# [Written exercise]
Every line containing the word "winner" needs to be found and copied.

# [Input records]
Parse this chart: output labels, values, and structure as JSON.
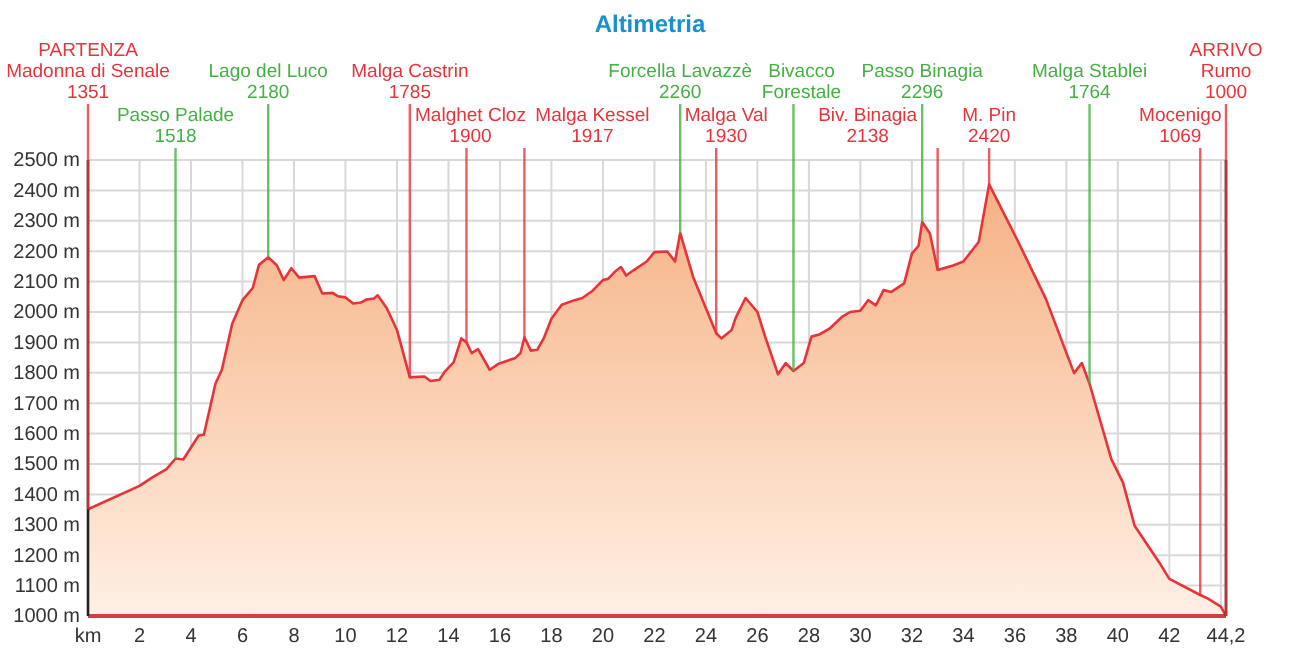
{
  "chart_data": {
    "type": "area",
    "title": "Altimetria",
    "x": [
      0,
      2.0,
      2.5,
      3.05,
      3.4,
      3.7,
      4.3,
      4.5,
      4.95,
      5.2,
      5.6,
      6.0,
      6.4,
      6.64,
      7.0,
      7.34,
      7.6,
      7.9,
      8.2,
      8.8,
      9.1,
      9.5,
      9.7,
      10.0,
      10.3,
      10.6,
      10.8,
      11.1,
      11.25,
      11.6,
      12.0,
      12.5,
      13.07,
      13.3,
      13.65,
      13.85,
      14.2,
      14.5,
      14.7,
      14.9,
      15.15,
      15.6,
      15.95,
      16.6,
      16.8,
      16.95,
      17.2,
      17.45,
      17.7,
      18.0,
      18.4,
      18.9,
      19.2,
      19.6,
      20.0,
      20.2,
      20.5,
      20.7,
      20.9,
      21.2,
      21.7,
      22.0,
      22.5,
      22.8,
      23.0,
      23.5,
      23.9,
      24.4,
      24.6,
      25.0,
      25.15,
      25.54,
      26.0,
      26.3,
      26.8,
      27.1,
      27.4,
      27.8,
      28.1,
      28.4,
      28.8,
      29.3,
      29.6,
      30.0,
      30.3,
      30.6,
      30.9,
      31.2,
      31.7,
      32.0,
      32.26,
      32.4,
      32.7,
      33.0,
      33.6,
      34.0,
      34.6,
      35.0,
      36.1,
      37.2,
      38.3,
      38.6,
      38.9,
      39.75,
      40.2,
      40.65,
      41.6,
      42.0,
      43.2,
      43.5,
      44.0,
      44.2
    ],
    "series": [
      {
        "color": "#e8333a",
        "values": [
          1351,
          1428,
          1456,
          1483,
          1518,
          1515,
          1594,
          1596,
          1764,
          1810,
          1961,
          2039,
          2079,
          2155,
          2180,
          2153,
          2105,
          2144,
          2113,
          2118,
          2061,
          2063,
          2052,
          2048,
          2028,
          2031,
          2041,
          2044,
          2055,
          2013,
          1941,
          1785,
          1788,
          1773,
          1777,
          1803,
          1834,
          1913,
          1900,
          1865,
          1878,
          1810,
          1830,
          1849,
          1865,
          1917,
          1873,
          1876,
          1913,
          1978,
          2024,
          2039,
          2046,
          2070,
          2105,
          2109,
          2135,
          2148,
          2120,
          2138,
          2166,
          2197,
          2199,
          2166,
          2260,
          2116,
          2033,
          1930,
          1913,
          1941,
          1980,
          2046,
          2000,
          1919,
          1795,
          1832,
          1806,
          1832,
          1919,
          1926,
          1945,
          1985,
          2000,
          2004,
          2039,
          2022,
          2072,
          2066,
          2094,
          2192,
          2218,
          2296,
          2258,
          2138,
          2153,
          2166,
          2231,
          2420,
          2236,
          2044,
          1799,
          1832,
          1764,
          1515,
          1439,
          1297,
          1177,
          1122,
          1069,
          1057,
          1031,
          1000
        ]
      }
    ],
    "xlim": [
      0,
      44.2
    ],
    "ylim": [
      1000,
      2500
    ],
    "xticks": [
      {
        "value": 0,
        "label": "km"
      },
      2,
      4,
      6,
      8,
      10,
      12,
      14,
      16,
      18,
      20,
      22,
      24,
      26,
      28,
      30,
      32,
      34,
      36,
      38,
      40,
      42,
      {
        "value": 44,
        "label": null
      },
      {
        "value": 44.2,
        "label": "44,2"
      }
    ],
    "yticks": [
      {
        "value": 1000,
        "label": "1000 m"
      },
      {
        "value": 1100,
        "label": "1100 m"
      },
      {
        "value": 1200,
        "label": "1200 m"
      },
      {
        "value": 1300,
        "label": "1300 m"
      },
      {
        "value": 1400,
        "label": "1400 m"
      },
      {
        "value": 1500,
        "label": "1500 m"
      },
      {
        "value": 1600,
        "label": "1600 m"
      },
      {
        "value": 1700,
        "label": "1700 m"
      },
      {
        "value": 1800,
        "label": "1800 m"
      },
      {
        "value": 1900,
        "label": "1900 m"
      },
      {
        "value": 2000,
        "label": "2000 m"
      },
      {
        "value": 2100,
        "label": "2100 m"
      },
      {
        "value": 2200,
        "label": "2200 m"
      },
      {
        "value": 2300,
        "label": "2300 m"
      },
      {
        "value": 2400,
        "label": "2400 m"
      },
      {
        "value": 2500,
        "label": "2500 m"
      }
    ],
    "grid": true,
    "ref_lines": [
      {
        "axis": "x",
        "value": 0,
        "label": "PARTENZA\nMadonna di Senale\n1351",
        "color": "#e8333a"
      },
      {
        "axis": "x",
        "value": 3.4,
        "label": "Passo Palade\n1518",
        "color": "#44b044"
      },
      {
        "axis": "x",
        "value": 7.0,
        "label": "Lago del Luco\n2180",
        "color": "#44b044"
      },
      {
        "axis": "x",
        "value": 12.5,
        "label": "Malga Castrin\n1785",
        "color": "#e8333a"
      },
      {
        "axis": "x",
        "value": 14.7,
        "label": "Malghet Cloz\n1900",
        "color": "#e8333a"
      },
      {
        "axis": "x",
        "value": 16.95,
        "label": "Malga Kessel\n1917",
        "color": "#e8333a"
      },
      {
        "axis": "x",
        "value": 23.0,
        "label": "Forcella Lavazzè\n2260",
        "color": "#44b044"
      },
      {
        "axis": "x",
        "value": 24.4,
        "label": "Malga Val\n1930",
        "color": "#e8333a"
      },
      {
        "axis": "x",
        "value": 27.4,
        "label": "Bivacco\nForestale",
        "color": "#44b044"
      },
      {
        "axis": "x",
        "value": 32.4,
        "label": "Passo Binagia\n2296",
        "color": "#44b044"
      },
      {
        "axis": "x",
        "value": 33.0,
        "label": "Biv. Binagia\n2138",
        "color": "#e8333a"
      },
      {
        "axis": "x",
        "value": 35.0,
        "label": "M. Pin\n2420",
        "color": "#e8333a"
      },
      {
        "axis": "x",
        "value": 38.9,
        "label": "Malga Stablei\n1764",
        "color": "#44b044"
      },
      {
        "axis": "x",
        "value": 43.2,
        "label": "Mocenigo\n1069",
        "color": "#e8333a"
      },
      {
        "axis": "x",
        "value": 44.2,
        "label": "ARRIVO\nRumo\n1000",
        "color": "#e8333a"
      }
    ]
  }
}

---

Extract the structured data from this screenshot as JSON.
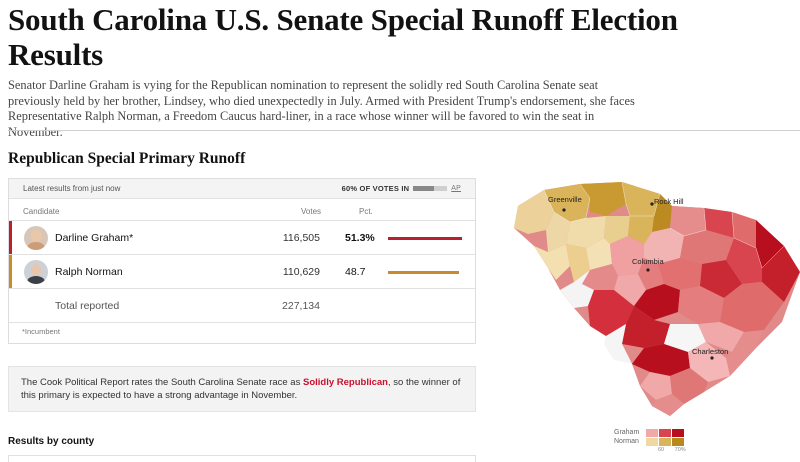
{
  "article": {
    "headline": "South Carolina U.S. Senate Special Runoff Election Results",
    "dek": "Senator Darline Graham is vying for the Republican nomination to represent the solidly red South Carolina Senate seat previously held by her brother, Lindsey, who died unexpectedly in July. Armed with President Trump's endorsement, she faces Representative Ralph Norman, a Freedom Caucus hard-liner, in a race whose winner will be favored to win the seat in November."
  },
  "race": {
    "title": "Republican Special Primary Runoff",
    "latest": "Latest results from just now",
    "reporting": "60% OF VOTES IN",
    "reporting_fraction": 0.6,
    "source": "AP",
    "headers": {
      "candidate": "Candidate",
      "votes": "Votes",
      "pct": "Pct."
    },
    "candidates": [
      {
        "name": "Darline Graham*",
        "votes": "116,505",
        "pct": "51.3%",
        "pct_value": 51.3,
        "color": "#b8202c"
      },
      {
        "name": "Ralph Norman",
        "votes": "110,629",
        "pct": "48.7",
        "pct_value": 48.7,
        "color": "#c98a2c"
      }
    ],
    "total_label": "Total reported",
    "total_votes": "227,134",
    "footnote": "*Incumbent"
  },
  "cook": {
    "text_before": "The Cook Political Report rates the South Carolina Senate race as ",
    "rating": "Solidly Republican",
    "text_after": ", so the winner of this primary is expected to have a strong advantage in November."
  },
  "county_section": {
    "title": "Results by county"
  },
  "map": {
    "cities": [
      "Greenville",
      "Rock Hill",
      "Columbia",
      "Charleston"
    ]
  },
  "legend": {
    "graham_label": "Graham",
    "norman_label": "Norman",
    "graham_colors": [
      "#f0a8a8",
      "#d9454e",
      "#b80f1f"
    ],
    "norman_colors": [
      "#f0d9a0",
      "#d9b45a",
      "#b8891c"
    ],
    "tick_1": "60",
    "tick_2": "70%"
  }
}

# [Task output]
    "dek": "Senator Darline Graham is vying for the Republican nomination to represent the solidly red South Carolina Senate seat previously held by her brother, Lindsey, who died unexpectedly in July. Armed with President Trump's endorsement, she faces Representative Ralph Norman, a Freedom Caucus hard-liner, in a race whose winner will be favored to win the seat in November."
    "text_after": ", so the winner of this primary is expected to have a strong advantage in November."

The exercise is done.